= WHAT YOU HAVE TO DO =
Write out every record in full, exactly as written, please.

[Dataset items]
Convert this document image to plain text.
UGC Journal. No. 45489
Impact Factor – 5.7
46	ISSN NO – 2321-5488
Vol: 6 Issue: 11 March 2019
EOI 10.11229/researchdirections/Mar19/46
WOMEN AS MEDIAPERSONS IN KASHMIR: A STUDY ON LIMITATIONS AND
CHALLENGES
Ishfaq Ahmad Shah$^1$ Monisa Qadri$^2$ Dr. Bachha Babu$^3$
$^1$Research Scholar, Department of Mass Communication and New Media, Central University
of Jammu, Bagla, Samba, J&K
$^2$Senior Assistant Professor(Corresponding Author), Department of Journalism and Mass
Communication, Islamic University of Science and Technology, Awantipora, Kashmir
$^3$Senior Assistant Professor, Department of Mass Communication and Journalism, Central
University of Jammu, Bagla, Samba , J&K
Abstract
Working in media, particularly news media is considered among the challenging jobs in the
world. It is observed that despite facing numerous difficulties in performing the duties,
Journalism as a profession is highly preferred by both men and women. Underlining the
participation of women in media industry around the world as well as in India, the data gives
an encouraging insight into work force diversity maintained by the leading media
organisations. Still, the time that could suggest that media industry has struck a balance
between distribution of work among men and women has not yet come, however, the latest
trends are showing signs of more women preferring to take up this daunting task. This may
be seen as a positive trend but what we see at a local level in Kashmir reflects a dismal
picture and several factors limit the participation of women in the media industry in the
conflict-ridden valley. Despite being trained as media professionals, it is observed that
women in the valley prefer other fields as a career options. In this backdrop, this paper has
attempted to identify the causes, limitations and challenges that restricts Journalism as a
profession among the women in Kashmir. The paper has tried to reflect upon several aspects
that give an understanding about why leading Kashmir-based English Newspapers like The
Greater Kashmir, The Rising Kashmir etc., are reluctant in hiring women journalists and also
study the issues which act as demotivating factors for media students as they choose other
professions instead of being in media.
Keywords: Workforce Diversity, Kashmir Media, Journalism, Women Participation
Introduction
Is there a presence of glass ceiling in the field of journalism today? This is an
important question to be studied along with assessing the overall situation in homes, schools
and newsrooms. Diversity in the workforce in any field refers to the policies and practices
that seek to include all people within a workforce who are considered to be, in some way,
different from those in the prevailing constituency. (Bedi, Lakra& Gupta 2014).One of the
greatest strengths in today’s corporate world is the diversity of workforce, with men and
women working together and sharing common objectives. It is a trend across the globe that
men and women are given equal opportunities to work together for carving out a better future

= FULL SOLUTION =
Convert this document image to plain text.
UGC Journal. No. 45489
Impact Factor – 5.7
46	ISSN NO – 2321-5488
Vol: 6 Issue: 11 March 2019
EOI 10.11229/researchdirections/Mar19/46
WOMEN AS MEDIAPERSONS IN KASHMIR: A STUDY ON LIMITATIONS AND
CHALLENGES
Ishfaq Ahmad Shah$^1$ Monisa Qadri$^2$ Dr. Bachha Babu$^3$
$^1$Research Scholar, Department of Mass Communication and New Media, Central University
of Jammu, Bagla, Samba, J&K
$^2$Senior Assistant Professor(Corresponding Author), Department of Journalism and Mass
Communication, Islamic University of Science and Technology, Awantipora, Kashmir
$^3$Senior Assistant Professor, Department of Mass Communication and Journalism, Central
University of Jammu, Bagla, Samba , J&K
Abstract
Working in media, particularly news media is considered among the challenging jobs in the
world. It is observed that despite facing numerous difficulties in performing the duties,
Journalism as a profession is highly preferred by both men and women. Underlining the
participation of women in media industry around the world as well as in India, the data gives
an encouraging insight into work force diversity maintained by the leading media
organisations. Still, the time that could suggest that media industry has struck a balance
between distribution of work among men and women has not yet come, however, the latest
trends are showing signs of more women preferring to take up this daunting task. This may
be seen as a positive trend but what we see at a local level in Kashmir reflects a dismal
picture and several factors limit the participation of women in the media industry in the
conflict-ridden valley. Despite being trained as media professionals, it is observed that
women in the valley prefer other fields as a career options. In this backdrop, this paper has
attempted to identify the causes, limitations and challenges that restricts Journalism as a
profession among the women in Kashmir. The paper has tried to reflect upon several aspects
that give an understanding about why leading Kashmir-based English Newspapers like The
Greater Kashmir, The Rising Kashmir etc., are reluctant in hiring women journalists and also
study the issues which act as demotivating factors for media students as they choose other
professions instead of being in media.
Keywords: Workforce Diversity, Kashmir Media, Journalism, Women Participation
Introduction
Is there a presence of glass ceiling in the field of journalism today? This is an
important question to be studied along with assessing the overall situation in homes, schools
and newsrooms. Diversity in the workforce in any field refers to the policies and practices
that seek to include all people within a workforce who are considered to be, in some way,
different from those in the prevailing constituency. (Bedi, Lakra& Gupta 2014).One of the
greatest strengths in today’s corporate world is the diversity of workforce, with men and
women working together and sharing common objectives. It is a trend across the globe that
men and women are given equal opportunities to work together for carving out a better future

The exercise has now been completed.